Written exercise: Retype the records below exactly as they appear.

*** Data in this exercise ***

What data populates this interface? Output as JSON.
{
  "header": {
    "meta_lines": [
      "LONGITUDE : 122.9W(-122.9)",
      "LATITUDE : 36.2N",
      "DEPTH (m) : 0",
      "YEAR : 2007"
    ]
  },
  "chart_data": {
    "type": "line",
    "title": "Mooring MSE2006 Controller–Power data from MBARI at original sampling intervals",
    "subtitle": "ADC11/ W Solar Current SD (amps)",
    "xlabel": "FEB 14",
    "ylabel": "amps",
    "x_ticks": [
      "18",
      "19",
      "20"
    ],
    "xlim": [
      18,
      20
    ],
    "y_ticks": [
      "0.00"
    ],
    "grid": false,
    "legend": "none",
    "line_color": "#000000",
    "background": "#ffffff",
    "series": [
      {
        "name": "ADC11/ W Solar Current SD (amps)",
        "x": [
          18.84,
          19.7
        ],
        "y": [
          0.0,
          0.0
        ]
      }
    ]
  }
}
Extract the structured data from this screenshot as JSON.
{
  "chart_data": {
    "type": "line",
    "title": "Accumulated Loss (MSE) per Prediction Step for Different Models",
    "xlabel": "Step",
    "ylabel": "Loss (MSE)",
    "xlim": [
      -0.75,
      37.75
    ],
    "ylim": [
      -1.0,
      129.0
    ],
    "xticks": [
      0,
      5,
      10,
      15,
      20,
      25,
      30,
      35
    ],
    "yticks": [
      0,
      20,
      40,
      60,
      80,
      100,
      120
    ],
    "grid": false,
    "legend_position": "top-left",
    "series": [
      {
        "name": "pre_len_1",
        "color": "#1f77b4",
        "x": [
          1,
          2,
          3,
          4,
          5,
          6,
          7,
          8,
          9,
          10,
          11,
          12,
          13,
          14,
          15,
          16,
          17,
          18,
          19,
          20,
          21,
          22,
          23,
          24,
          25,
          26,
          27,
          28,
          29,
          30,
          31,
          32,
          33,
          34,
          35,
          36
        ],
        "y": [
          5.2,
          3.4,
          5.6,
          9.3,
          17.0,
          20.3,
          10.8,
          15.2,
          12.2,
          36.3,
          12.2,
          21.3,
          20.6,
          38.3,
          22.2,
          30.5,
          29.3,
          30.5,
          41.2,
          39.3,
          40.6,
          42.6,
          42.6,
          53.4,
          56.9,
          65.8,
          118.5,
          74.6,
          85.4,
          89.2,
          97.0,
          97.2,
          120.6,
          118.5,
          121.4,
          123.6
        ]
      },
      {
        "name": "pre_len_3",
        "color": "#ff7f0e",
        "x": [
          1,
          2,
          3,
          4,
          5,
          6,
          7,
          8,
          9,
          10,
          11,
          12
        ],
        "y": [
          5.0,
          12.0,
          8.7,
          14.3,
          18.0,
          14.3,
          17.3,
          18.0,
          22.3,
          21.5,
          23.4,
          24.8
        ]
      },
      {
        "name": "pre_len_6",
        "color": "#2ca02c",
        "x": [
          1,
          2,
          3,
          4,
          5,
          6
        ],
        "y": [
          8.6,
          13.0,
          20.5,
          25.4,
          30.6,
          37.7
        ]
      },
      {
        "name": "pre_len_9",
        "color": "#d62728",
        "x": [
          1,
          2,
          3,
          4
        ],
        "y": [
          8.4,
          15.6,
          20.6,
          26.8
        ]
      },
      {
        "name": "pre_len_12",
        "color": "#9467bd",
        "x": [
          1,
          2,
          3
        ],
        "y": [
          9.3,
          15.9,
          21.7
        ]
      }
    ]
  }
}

***

Finished exercise:
What data populates this interface? Output as JSON.
{
  "header": {
    "meta_lines": [
      "LONGITUDE : 122.9W(-122.9)",
      "LATITUDE : 36.2N",
      "DEPTH (m) : 0",
      "YEAR : 2007"
    ]
  },
  "chart_data": {
    "type": "line",
    "title": "Mooring MSE2006 Controller–Power data from MBARI at original sampling intervals",
    "subtitle": "ADC11/ W Solar Current SD (amps)",
    "xlabel": "FEB 14",
    "ylabel": "amps",
    "x_ticks": [
      "18",
      "19",
      "20"
    ],
    "xlim": [
      18,
      20
    ],
    "y_ticks": [
      "0.00"
    ],
    "grid": false,
    "legend": "none",
    "line_color": "#000000",
    "background": "#ffffff",
    "series": [
      {
        "name": "ADC11/ W Solar Current SD (amps)",
        "x": [
          18.84,
          19.7
        ],
        "y": [
          0.0,
          0.0
        ]
      }
    ]
  }
}
Extract the structured data from this screenshot as JSON.
{
  "chart_data": {
    "type": "line",
    "title": "Accumulated Loss (MSE) per Prediction Step for Different Models",
    "xlabel": "Step",
    "ylabel": "Loss (MSE)",
    "xlim": [
      -0.75,
      37.75
    ],
    "ylim": [
      -1.0,
      129.0
    ],
    "xticks": [
      0,
      5,
      10,
      15,
      20,
      25,
      30,
      35
    ],
    "yticks": [
      0,
      20,
      40,
      60,
      80,
      100,
      120
    ],
    "grid": false,
    "legend_position": "top-left",
    "series": [
      {
        "name": "pre_len_1",
        "color": "#1f77b4",
        "x": [
          1,
          2,
          3,
          4,
          5,
          6,
          7,
          8,
          9,
          10,
          11,
          12,
          13,
          14,
          15,
          16,
          17,
          18,
          19,
          20,
          21,
          22,
          23,
          24,
          25,
          26,
          27,
          28,
          29,
          30,
          31,
          32,
          33,
          34,
          35,
          36
        ],
        "y": [
          5.2,
          3.4,
          5.6,
          9.3,
          17.0,
          20.3,
          10.8,
          15.2,
          12.2,
          36.3,
          12.2,
          21.3,
          20.6,
          38.3,
          22.2,
          30.5,
          29.3,
          30.5,
          41.2,
          39.3,
          40.6,
          42.6,
          42.6,
          53.4,
          56.9,
          65.8,
          118.5,
          74.6,
          85.4,
          89.2,
          97.0,
          97.2,
          120.6,
          118.5,
          121.4,
          123.6
        ]
      },
      {
        "name": "pre_len_3",
        "color": "#ff7f0e",
        "x": [
          1,
          2,
          3,
          4,
          5,
          6,
          7,
          8,
          9,
          10,
          11,
          12
        ],
        "y": [
          5.0,
          12.0,
          8.7,
          14.3,
          18.0,
          14.3,
          17.3,
          18.0,
          22.3,
          21.5,
          23.4,
          24.8
        ]
      },
      {
        "name": "pre_len_6",
        "color": "#2ca02c",
        "x": [
          1,
          2,
          3,
          4,
          5,
          6
        ],
        "y": [
          8.6,
          13.0,
          20.5,
          25.4,
          30.6,
          37.7
        ]
      },
      {
        "name": "pre_len_9",
        "color": "#d62728",
        "x": [
          1,
          2,
          3,
          4
        ],
        "y": [
          8.4,
          15.6,
          20.6,
          26.8
        ]
      },
      {
        "name": "pre_len_12",
        "color": "#9467bd",
        "x": [
          1,
          2,
          3
        ],
        "y": [
          9.3,
          15.9,
          21.7
        ]
      }
    ]
  }
}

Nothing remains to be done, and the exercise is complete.